** Start of Information provided **
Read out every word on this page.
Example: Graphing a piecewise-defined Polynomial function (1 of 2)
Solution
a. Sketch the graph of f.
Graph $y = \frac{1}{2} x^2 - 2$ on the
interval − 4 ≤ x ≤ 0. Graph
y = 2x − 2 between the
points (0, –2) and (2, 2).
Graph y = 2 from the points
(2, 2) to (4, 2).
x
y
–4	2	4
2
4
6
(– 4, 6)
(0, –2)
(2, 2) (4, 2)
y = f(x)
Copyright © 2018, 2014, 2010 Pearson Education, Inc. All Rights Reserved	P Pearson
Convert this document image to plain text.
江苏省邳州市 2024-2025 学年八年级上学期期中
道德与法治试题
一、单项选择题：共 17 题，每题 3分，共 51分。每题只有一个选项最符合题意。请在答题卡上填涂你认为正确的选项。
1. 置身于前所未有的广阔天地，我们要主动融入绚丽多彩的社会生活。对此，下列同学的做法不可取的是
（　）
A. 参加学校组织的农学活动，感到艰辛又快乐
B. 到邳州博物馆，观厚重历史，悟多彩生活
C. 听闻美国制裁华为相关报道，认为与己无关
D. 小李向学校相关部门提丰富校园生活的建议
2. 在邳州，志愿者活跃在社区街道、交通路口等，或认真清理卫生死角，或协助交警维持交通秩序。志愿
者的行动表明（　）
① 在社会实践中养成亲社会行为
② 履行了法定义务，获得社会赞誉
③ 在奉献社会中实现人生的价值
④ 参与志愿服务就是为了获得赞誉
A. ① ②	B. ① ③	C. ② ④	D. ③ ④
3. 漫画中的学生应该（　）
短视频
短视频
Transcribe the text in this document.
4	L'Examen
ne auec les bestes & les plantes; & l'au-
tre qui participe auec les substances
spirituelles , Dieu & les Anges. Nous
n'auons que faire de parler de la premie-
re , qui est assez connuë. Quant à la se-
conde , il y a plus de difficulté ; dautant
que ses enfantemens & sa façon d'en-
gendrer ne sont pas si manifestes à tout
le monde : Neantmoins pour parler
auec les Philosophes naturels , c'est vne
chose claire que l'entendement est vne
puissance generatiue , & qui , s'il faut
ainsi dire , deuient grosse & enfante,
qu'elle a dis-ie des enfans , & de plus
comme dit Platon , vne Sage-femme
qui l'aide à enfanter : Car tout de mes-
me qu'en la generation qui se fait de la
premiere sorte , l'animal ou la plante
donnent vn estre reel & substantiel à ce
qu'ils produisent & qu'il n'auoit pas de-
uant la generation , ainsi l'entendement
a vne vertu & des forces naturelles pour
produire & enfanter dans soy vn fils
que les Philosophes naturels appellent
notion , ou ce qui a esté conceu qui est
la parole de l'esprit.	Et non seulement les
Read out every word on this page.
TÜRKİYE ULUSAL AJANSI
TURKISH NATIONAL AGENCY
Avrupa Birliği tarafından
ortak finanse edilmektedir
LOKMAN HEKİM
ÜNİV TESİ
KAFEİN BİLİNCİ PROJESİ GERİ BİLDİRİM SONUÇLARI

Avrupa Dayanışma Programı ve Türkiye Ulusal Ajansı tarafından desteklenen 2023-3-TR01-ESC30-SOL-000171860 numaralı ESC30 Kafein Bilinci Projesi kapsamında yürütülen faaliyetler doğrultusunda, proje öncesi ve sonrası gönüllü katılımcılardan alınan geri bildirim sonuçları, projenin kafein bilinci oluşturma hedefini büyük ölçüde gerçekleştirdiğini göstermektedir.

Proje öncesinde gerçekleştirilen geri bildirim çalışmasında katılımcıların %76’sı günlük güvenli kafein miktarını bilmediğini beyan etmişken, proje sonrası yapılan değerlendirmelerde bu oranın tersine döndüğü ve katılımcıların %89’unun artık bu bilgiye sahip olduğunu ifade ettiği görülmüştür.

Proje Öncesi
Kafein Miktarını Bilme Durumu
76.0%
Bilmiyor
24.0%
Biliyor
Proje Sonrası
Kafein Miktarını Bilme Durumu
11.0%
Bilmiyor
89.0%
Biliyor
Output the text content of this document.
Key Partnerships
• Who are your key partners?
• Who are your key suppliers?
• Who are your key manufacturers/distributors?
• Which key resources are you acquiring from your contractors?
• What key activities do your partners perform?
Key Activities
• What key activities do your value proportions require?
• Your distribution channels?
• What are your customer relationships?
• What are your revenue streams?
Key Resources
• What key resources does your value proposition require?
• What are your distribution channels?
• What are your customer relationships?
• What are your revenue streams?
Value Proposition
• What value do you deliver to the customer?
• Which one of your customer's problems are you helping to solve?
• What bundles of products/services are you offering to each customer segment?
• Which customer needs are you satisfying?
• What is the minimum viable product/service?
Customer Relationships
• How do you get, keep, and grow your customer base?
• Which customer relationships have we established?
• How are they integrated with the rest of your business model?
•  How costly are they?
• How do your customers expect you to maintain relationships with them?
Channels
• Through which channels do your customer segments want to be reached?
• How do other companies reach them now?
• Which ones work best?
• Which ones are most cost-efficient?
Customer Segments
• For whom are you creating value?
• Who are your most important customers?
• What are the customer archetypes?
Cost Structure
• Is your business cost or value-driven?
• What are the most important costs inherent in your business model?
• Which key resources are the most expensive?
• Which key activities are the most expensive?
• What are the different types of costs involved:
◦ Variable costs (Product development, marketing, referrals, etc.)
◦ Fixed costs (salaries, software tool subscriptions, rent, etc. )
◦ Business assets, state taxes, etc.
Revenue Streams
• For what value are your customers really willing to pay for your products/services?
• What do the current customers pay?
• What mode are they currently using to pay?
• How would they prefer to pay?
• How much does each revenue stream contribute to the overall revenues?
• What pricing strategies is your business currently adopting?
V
** End of Information provided **
Given instruction: Set every line of the listing down word for word.

The completed task:
Read out every word on this page.
Example: Graphing a piecewise-defined Polynomial function (1 of 2)
Solution
a. Sketch the graph of f.
Graph $y = \frac{1}{2} x^2 - 2$ on the
interval − 4 ≤ x ≤ 0. Graph
y = 2x − 2 between the
points (0, –2) and (2, 2).
Graph y = 2 from the points
(2, 2) to (4, 2).
x
y
–4	2	4
2
4
6
(– 4, 6)
(0, –2)
(2, 2) (4, 2)
y = f(x)
Copyright © 2018, 2014, 2010 Pearson Education, Inc. All Rights Reserved	P Pearson
Convert this document image to plain text.
江苏省邳州市 2024-2025 学年八年级上学期期中
道德与法治试题
一、单项选择题：共 17 题，每题 3分，共 51分。每题只有一个选项最符合题意。请在答题卡上填涂你认为正确的选项。
1. 置身于前所未有的广阔天地，我们要主动融入绚丽多彩的社会生活。对此，下列同学的做法不可取的是
（　）
A. 参加学校组织的农学活动，感到艰辛又快乐
B. 到邳州博物馆，观厚重历史，悟多彩生活
C. 听闻美国制裁华为相关报道，认为与己无关
D. 小李向学校相关部门提丰富校园生活的建议
2. 在邳州，志愿者活跃在社区街道、交通路口等，或认真清理卫生死角，或协助交警维持交通秩序。志愿
者的行动表明（　）
① 在社会实践中养成亲社会行为
② 履行了法定义务，获得社会赞誉
③ 在奉献社会中实现人生的价值
④ 参与志愿服务就是为了获得赞誉
A. ① ②	B. ① ③	C. ② ④	D. ③ ④
3. 漫画中的学生应该（　）
短视频
短视频
Transcribe the text in this document.
4	L'Examen
ne auec les bestes & les plantes; & l'au-
tre qui participe auec les substances
spirituelles , Dieu & les Anges. Nous
n'auons que faire de parler de la premie-
re , qui est assez connuë. Quant à la se-
conde , il y a plus de difficulté ; dautant
que ses enfantemens & sa façon d'en-
gendrer ne sont pas si manifestes à tout
le monde : Neantmoins pour parler
auec les Philosophes naturels , c'est vne
chose claire que l'entendement est vne
puissance generatiue , & qui , s'il faut
ainsi dire , deuient grosse & enfante,
qu'elle a dis-ie des enfans , & de plus
comme dit Platon , vne Sage-femme
qui l'aide à enfanter : Car tout de mes-
me qu'en la generation qui se fait de la
premiere sorte , l'animal ou la plante
donnent vn estre reel & substantiel à ce
qu'ils produisent & qu'il n'auoit pas de-
uant la generation , ainsi l'entendement
a vne vertu & des forces naturelles pour
produire & enfanter dans soy vn fils
que les Philosophes naturels appellent
notion , ou ce qui a esté conceu qui est
la parole de l'esprit.	Et non seulement les
Read out every word on this page.
TÜRKİYE ULUSAL AJANSI
TURKISH NATIONAL AGENCY
Avrupa Birliği tarafından
ortak finanse edilmektedir
LOKMAN HEKİM
ÜNİV TESİ
KAFEİN BİLİNCİ PROJESİ GERİ BİLDİRİM SONUÇLARI

Avrupa Dayanışma Programı ve Türkiye Ulusal Ajansı tarafından desteklenen 2023-3-TR01-ESC30-SOL-000171860 numaralı ESC30 Kafein Bilinci Projesi kapsamında yürütülen faaliyetler doğrultusunda, proje öncesi ve sonrası gönüllü katılımcılardan alınan geri bildirim sonuçları, projenin kafein bilinci oluşturma hedefini büyük ölçüde gerçekleştirdiğini göstermektedir.

Proje öncesinde gerçekleştirilen geri bildirim çalışmasında katılımcıların %76’sı günlük güvenli kafein miktarını bilmediğini beyan etmişken, proje sonrası yapılan değerlendirmelerde bu oranın tersine döndüğü ve katılımcıların %89’unun artık bu bilgiye sahip olduğunu ifade ettiği görülmüştür.

Proje Öncesi
Kafein Miktarını Bilme Durumu
76.0%
Bilmiyor
24.0%
Biliyor
Proje Sonrası
Kafein Miktarını Bilme Durumu
11.0%
Bilmiyor
89.0%
Biliyor
Output the text content of this document.
Key Partnerships
• Who are your key partners?
• Who are your key suppliers?
• Who are your key manufacturers/distributors?
• Which key resources are you acquiring from your contractors?
• What key activities do your partners perform?
Key Activities
• What key activities do your value proportions require?
• Your distribution channels?
• What are your customer relationships?
• What are your revenue streams?
Key Resources
• What key resources does your value proposition require?
• What are your distribution channels?
• What are your customer relationships?
• What are your revenue streams?
Value Proposition
• What value do you deliver to the customer?
• Which one of your customer's problems are you helping to solve?
• What bundles of products/services are you offering to each customer segment?
• Which customer needs are you satisfying?
• What is the minimum viable product/service?
Customer Relationships
• How do you get, keep, and grow your customer base?
• Which customer relationships have we established?
• How are they integrated with the rest of your business model?
•  How costly are they?
• How do your customers expect you to maintain relationships with them?
Channels
• Through which channels do your customer segments want to be reached?
• How do other companies reach them now?
• Which ones work best?
• Which ones are most cost-efficient?
Customer Segments
• For whom are you creating value?
• Who are your most important customers?
• What are the customer archetypes?
Cost Structure
• Is your business cost or value-driven?
• What are the most important costs inherent in your business model?
• Which key resources are the most expensive?
• Which key activities are the most expensive?
• What are the different types of costs involved:
◦ Variable costs (Product development, marketing, referrals, etc.)
◦ Fixed costs (salaries, software tool subscriptions, rent, etc. )
◦ Business assets, state taxes, etc.
Revenue Streams
• For what value are your customers really willing to pay for your products/services?
• What do the current customers pay?
• What mode are they currently using to pay?
• How would they prefer to pay?
• How much does each revenue stream contribute to the overall revenues?
• What pricing strategies is your business currently adopting?
V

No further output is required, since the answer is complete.